→ **WRITTEN EXERCISE 1**
In the subscription document text below, rewrite the paragraph beginning "If any Investor shall fail to contribute" as a short bulleted list that keeps its main facts.
→ **WRITTEN EXERCISE 2**
Answer these questions from the subscription document text below:
(a) What is the separate short-form subscription document for an additional capital commitment called?
(b) How many Business Days does an Investor have to make a missed payment after receiving written notice of the failure?
(c) What may the Fund prohibit a Defaulting Investor from doing?

AB Private Credit Investors Corporation  |  Subscription Documents    23


In the event that any Investor is permitted by the Fund to make an additional capital commitment to purchase Shares on a date after its initial subscription has been accepted, such Investor will be required to enter into a separate short-form subscription document (an “Additional Subscription/Commitment Form”) with the Fund and such other documents as may be requested by the Fund, it being understood and agreed that any such Additional Subscription/Commitment Form will be considered to be an Other Subscription Document for the purposes of this Subscription Document.

12. REMEDIES UPON INVESTOR DEFAULT

If any Investor shall fail to contribute all or a portion of any Capital Call Purchase Amount as set forth in a Capital Call Notice on or before the date such Capital Call Purchase Amount is required to be contributed, and shall fail to make such payment within five (5) Business Days after written notice of such failure from the Adviser (such Investor being herein referred to as a “Defaulting Investor” and such failure to cure as a “Default”), the Adviser may, in its discretion, take one of the following actions:

 

  A. The Adviser may, in its sole discretion, require the remaining Investors (the “Non-Defaulting Investors”), to fund all or any portion of the Capital Call Purchase Amount that is in Default (the “Open Call Amount”) up to the amount of each Non-Defaulting Investor’s respective Remaining Commitment, subject to the terms of the Subscription Document, provided that each Non-Defaulting Investor shall have the obligation to fund its pro rata share of the Open Call Amount in the same ratio as such Non-Defaulting Investor’s Remaining Commitment bears to the aggregate Remaining Commitments of all Non-Defaulting Investors for any Call Notice made in connection with a Commitment Facility; provided, further that no Investor shall be required to fund amounts in excess of its Remaining Commitments.

 

  B. The Fund may prohibit the Defaulting Investor from purchasing additional Shares on any future Capital Call Due Date.

 

  C. The Adviser, in its sole discretion, may require the forfeiture of all or a portion of a Defaulting Investor’s Shares.

→ **DATA**
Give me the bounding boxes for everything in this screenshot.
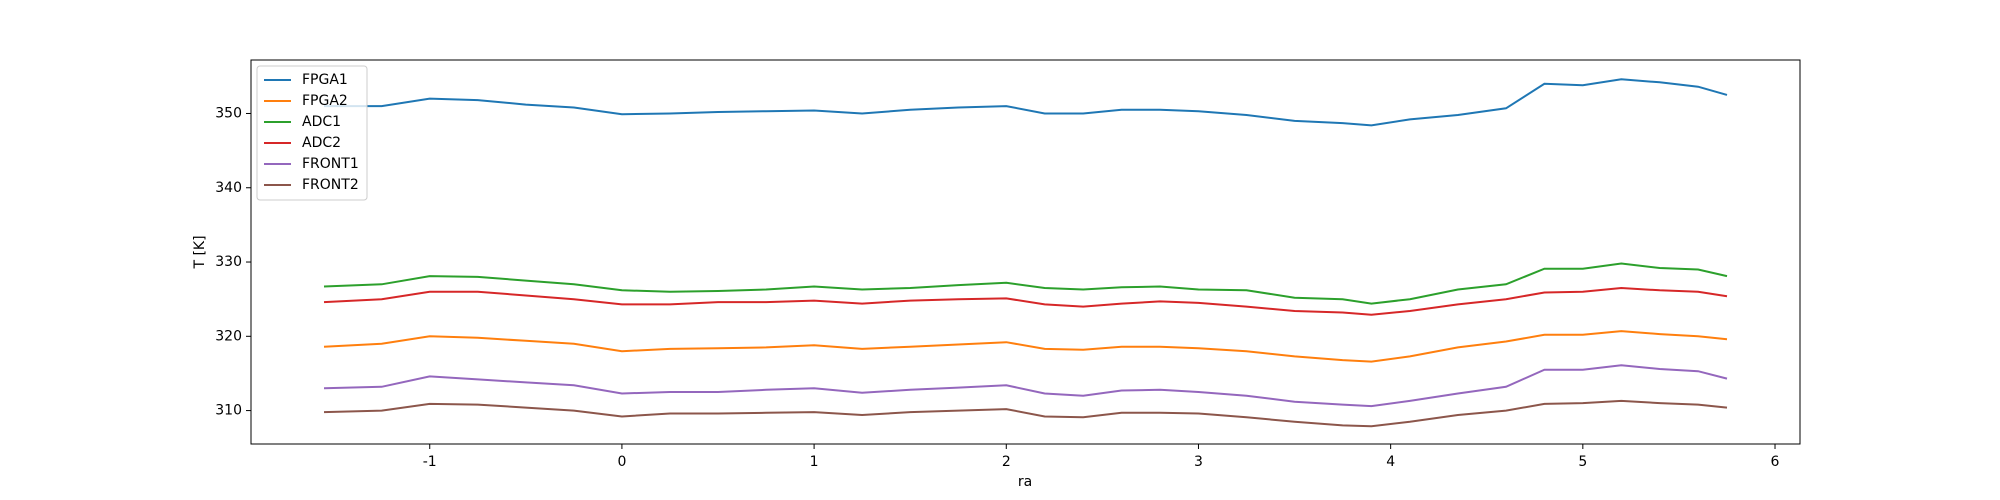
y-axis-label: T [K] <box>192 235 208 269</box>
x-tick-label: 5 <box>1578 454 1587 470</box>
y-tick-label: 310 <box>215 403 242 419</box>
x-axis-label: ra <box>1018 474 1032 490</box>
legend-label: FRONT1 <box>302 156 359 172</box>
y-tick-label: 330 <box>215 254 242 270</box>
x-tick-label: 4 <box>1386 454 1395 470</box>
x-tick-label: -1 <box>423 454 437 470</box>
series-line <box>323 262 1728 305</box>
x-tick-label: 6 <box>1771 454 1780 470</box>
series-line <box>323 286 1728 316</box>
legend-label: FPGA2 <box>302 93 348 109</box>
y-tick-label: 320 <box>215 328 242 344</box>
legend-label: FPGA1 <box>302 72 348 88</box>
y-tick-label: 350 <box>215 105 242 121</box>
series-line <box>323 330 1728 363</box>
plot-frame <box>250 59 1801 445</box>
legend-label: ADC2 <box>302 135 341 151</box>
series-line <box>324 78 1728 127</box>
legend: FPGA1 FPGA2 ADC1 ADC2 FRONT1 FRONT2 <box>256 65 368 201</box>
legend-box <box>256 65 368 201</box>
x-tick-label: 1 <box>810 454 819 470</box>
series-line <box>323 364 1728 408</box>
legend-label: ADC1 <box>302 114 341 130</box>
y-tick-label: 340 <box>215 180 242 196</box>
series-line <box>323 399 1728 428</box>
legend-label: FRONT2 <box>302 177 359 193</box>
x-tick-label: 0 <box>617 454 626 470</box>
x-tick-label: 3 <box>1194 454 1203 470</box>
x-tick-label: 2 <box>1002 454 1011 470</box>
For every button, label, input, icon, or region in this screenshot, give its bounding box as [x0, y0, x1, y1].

→ **RESULT 1**
- An Investor fails to contribute all or part of a Capital Call Purchase Amount set forth in a Capital Call Notice by the date it is due.
- The Investor also fails to pay within five Business Days after written notice of that failure from the Adviser.
- Such an Investor is called a "Defaulting Investor," and the failure to cure is called a "Default."
- The Adviser may then, in its discretion, take one of the actions that follow.

→ **RESULT 2**
(a) An "Additional Subscription/Commitment Form."
(b) Five (5) Business Days.
(c) Purchasing additional Shares on any future Capital Call Due Date.